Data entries

⟨

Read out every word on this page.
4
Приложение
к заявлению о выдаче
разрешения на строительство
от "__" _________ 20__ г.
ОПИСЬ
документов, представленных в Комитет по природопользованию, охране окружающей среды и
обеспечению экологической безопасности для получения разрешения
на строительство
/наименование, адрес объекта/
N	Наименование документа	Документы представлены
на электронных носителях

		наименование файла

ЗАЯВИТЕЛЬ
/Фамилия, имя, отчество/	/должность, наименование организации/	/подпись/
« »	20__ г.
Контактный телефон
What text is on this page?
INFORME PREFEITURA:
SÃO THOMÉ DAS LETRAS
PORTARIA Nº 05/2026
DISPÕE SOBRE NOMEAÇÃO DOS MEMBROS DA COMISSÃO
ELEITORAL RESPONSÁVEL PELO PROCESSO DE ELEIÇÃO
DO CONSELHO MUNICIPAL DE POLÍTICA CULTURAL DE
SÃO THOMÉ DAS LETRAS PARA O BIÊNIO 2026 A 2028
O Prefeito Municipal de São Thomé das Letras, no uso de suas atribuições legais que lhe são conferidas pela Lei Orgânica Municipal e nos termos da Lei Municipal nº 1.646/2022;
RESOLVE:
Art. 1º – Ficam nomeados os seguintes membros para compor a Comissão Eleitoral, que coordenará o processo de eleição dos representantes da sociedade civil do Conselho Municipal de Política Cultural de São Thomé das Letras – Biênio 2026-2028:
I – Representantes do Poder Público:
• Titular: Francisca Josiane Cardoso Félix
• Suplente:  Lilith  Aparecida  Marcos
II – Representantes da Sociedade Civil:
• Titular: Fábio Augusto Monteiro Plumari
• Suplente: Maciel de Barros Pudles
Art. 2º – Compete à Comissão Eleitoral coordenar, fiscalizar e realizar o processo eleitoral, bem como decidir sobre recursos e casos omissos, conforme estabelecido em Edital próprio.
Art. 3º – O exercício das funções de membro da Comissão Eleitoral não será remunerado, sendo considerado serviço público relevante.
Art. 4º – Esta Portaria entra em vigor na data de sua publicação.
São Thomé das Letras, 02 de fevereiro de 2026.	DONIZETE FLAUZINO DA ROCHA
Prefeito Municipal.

⟩

◆ **GIVEN REQUEST**
Return every line of the material exactly.

◆ **TASK RESPONSE**
Read out every word on this page.
4
Приложение
к заявлению о выдаче
разрешения на строительство
от "__" _________ 20__ г.
ОПИСЬ
документов, представленных в Комитет по природопользованию, охране окружающей среды и
обеспечению экологической безопасности для получения разрешения
на строительство
/наименование, адрес объекта/
N	Наименование документа	Документы представлены
на электронных носителях

		наименование файла

ЗАЯВИТЕЛЬ
/Фамилия, имя, отчество/	/должность, наименование организации/	/подпись/
« »	20__ г.
Контактный телефон
What text is on this page?
INFORME PREFEITURA:
SÃO THOMÉ DAS LETRAS
PORTARIA Nº 05/2026
DISPÕE SOBRE NOMEAÇÃO DOS MEMBROS DA COMISSÃO
ELEITORAL RESPONSÁVEL PELO PROCESSO DE ELEIÇÃO
DO CONSELHO MUNICIPAL DE POLÍTICA CULTURAL DE
SÃO THOMÉ DAS LETRAS PARA O BIÊNIO 2026 A 2028
O Prefeito Municipal de São Thomé das Letras, no uso de suas atribuições legais que lhe são conferidas pela Lei Orgânica Municipal e nos termos da Lei Municipal nº 1.646/2022;
RESOLVE:
Art. 1º – Ficam nomeados os seguintes membros para compor a Comissão Eleitoral, que coordenará o processo de eleição dos representantes da sociedade civil do Conselho Municipal de Política Cultural de São Thomé das Letras – Biênio 2026-2028:
I – Representantes do Poder Público:
• Titular: Francisca Josiane Cardoso Félix
• Suplente:  Lilith  Aparecida  Marcos
II – Representantes da Sociedade Civil:
• Titular: Fábio Augusto Monteiro Plumari
• Suplente: Maciel de Barros Pudles
Art. 2º – Compete à Comissão Eleitoral coordenar, fiscalizar e realizar o processo eleitoral, bem como decidir sobre recursos e casos omissos, conforme estabelecido em Edital próprio.
Art. 3º – O exercício das funções de membro da Comissão Eleitoral não será remunerado, sendo considerado serviço público relevante.
Art. 4º – Esta Portaria entra em vigor na data de sua publicação.
São Thomé das Letras, 02 de fevereiro de 2026.	DONIZETE FLAUZINO DA ROCHA
Prefeito Municipal.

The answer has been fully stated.